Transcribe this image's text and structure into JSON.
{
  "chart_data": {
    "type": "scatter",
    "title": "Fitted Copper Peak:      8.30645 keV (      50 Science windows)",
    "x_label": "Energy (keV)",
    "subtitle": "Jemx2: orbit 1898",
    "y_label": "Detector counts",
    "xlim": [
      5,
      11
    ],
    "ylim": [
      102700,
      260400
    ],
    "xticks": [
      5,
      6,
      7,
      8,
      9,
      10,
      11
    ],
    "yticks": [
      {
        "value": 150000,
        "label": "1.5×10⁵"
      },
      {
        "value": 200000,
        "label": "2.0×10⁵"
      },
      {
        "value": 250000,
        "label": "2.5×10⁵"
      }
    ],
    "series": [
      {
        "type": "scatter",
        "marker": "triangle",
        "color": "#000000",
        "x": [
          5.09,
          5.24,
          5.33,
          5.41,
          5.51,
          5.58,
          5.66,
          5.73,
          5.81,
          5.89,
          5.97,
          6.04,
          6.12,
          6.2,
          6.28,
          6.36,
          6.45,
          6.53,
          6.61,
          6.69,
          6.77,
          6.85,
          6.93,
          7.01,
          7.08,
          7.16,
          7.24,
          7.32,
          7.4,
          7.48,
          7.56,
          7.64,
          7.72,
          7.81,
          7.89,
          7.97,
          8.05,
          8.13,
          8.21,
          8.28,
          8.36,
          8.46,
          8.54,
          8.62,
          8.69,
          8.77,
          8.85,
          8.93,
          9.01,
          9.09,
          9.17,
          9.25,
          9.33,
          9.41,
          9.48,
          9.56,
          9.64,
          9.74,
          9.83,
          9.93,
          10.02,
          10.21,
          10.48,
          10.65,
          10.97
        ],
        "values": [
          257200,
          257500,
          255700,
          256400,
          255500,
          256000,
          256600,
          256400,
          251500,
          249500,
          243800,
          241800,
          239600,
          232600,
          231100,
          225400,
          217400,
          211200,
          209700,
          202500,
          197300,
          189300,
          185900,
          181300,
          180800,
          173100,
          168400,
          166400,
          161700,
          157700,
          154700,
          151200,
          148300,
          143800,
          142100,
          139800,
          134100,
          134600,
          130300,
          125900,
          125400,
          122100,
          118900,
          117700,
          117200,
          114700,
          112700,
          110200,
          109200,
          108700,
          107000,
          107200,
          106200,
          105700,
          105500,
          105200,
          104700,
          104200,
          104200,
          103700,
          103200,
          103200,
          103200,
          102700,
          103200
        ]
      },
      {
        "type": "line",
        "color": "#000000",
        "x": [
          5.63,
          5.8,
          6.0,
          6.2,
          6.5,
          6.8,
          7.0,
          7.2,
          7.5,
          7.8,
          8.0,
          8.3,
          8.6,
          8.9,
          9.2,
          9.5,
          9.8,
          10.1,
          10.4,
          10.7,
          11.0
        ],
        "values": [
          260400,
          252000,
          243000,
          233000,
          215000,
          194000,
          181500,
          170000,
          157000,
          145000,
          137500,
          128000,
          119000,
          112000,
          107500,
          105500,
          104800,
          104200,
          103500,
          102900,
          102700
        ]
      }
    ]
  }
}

---*---

● **Exercise**
Search the entries for the word "type" and pick out every line that holds it.

● **Result of this task**
    "type": "scatter",
        "type": "scatter",
        "type": "line",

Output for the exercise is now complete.